WHAT YOU NEED TO DO → Repeat the lines that follow, leaving nothing out.
# Start of DATASET CONTENT
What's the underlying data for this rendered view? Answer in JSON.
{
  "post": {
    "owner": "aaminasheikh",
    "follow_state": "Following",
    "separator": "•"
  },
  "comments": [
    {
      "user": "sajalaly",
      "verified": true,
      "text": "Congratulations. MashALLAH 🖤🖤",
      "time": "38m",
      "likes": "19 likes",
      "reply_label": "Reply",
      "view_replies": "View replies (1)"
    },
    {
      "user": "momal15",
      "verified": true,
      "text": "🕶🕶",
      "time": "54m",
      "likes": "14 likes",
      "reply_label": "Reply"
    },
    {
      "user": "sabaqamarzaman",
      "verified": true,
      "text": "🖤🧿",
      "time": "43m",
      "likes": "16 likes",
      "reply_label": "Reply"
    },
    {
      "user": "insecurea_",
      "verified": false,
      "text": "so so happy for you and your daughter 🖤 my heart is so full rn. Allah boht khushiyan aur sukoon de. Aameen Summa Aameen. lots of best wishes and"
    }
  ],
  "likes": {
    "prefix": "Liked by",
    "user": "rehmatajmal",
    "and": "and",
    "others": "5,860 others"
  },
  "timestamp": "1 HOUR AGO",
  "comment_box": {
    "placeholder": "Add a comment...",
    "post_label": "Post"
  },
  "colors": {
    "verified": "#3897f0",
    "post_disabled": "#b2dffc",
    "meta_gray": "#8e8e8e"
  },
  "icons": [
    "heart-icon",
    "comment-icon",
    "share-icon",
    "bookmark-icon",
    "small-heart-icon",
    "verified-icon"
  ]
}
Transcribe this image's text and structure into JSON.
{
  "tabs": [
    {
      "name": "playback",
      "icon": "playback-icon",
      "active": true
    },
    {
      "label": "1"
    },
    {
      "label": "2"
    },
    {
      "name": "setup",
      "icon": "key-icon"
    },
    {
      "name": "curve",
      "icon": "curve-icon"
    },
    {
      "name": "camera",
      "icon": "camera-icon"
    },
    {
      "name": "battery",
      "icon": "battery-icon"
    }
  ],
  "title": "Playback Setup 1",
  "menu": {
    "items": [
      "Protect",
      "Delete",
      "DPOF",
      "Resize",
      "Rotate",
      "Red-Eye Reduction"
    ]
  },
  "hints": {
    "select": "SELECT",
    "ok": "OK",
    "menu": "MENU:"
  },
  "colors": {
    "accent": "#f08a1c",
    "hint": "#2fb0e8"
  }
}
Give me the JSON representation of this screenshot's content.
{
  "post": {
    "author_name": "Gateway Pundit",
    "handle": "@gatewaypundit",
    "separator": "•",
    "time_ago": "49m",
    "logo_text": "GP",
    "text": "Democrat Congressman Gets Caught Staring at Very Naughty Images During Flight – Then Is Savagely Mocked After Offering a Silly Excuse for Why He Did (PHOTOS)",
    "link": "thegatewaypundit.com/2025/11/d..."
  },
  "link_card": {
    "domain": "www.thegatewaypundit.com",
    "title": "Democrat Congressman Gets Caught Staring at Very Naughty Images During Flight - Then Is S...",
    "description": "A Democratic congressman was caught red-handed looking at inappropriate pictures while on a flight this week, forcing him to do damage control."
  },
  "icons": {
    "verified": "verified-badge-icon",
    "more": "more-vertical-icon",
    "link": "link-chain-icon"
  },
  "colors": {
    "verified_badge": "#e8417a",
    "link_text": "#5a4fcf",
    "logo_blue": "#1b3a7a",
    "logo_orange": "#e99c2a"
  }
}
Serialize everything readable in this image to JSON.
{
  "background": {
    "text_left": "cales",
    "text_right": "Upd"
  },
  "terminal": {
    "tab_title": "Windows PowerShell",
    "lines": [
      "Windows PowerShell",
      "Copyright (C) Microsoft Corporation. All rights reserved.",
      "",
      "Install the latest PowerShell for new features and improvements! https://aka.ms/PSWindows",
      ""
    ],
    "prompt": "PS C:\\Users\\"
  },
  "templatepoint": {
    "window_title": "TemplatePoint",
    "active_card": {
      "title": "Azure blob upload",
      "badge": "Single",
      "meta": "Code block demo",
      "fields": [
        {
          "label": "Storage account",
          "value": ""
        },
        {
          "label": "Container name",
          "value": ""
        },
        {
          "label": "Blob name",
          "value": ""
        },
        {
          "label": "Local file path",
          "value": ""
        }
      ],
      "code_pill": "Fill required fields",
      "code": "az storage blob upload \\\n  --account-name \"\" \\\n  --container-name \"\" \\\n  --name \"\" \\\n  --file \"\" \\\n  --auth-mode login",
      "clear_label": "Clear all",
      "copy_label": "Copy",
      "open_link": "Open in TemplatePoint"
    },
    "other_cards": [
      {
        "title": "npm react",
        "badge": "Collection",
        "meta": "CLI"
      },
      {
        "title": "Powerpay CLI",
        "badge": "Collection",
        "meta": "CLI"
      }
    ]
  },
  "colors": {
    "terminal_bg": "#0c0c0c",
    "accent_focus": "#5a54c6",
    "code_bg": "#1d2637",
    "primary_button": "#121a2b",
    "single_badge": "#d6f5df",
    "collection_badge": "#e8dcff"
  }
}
# End of DATASET CONTENT
SOLVED PROBLEM →
What's the underlying data for this rendered view? Answer in JSON.
{
  "post": {
    "owner": "aaminasheikh",
    "follow_state": "Following",
    "separator": "•"
  },
  "comments": [
    {
      "user": "sajalaly",
      "verified": true,
      "text": "Congratulations. MashALLAH 🖤🖤",
      "time": "38m",
      "likes": "19 likes",
      "reply_label": "Reply",
      "view_replies": "View replies (1)"
    },
    {
      "user": "momal15",
      "verified": true,
      "text": "🕶🕶",
      "time": "54m",
      "likes": "14 likes",
      "reply_label": "Reply"
    },
    {
      "user": "sabaqamarzaman",
      "verified": true,
      "text": "🖤🧿",
      "time": "43m",
      "likes": "16 likes",
      "reply_label": "Reply"
    },
    {
      "user": "insecurea_",
      "verified": false,
      "text": "so so happy for you and your daughter 🖤 my heart is so full rn. Allah boht khushiyan aur sukoon de. Aameen Summa Aameen. lots of best wishes and"
    }
  ],
  "likes": {
    "prefix": "Liked by",
    "user": "rehmatajmal",
    "and": "and",
    "others": "5,860 others"
  },
  "timestamp": "1 HOUR AGO",
  "comment_box": {
    "placeholder": "Add a comment...",
    "post_label": "Post"
  },
  "colors": {
    "verified": "#3897f0",
    "post_disabled": "#b2dffc",
    "meta_gray": "#8e8e8e"
  },
  "icons": [
    "heart-icon",
    "comment-icon",
    "share-icon",
    "bookmark-icon",
    "small-heart-icon",
    "verified-icon"
  ]
}
Transcribe this image's text and structure into JSON.
{
  "tabs": [
    {
      "name": "playback",
      "icon": "playback-icon",
      "active": true
    },
    {
      "label": "1"
    },
    {
      "label": "2"
    },
    {
      "name": "setup",
      "icon": "key-icon"
    },
    {
      "name": "curve",
      "icon": "curve-icon"
    },
    {
      "name": "camera",
      "icon": "camera-icon"
    },
    {
      "name": "battery",
      "icon": "battery-icon"
    }
  ],
  "title": "Playback Setup 1",
  "menu": {
    "items": [
      "Protect",
      "Delete",
      "DPOF",
      "Resize",
      "Rotate",
      "Red-Eye Reduction"
    ]
  },
  "hints": {
    "select": "SELECT",
    "ok": "OK",
    "menu": "MENU:"
  },
  "colors": {
    "accent": "#f08a1c",
    "hint": "#2fb0e8"
  }
}
Give me the JSON representation of this screenshot's content.
{
  "post": {
    "author_name": "Gateway Pundit",
    "handle": "@gatewaypundit",
    "separator": "•",
    "time_ago": "49m",
    "logo_text": "GP",
    "text": "Democrat Congressman Gets Caught Staring at Very Naughty Images During Flight – Then Is Savagely Mocked After Offering a Silly Excuse for Why He Did (PHOTOS)",
    "link": "thegatewaypundit.com/2025/11/d..."
  },
  "link_card": {
    "domain": "www.thegatewaypundit.com",
    "title": "Democrat Congressman Gets Caught Staring at Very Naughty Images During Flight - Then Is S...",
    "description": "A Democratic congressman was caught red-handed looking at inappropriate pictures while on a flight this week, forcing him to do damage control."
  },
  "icons": {
    "verified": "verified-badge-icon",
    "more": "more-vertical-icon",
    "link": "link-chain-icon"
  },
  "colors": {
    "verified_badge": "#e8417a",
    "link_text": "#5a4fcf",
    "logo_blue": "#1b3a7a",
    "logo_orange": "#e99c2a"
  }
}
Serialize everything readable in this image to JSON.
{
  "background": {
    "text_left": "cales",
    "text_right": "Upd"
  },
  "terminal": {
    "tab_title": "Windows PowerShell",
    "lines": [
      "Windows PowerShell",
      "Copyright (C) Microsoft Corporation. All rights reserved.",
      "",
      "Install the latest PowerShell for new features and improvements! https://aka.ms/PSWindows",
      ""
    ],
    "prompt": "PS C:\\Users\\"
  },
  "templatepoint": {
    "window_title": "TemplatePoint",
    "active_card": {
      "title": "Azure blob upload",
      "badge": "Single",
      "meta": "Code block demo",
      "fields": [
        {
          "label": "Storage account",
          "value": ""
        },
        {
          "label": "Container name",
          "value": ""
        },
        {
          "label": "Blob name",
          "value": ""
        },
        {
          "label": "Local file path",
          "value": ""
        }
      ],
      "code_pill": "Fill required fields",
      "code": "az storage blob upload \\\n  --account-name \"\" \\\n  --container-name \"\" \\\n  --name \"\" \\\n  --file \"\" \\\n  --auth-mode login",
      "clear_label": "Clear all",
      "copy_label": "Copy",
      "open_link": "Open in TemplatePoint"
    },
    "other_cards": [
      {
        "title": "npm react",
        "badge": "Collection",
        "meta": "CLI"
      },
      {
        "title": "Powerpay CLI",
        "badge": "Collection",
        "meta": "CLI"
      }
    ]
  },
  "colors": {
    "terminal_bg": "#0c0c0c",
    "accent_focus": "#5a54c6",
    "code_bg": "#1d2637",
    "primary_button": "#121a2b",
    "single_badge": "#d6f5df",
    "collection_badge": "#e8dcff"
  }
}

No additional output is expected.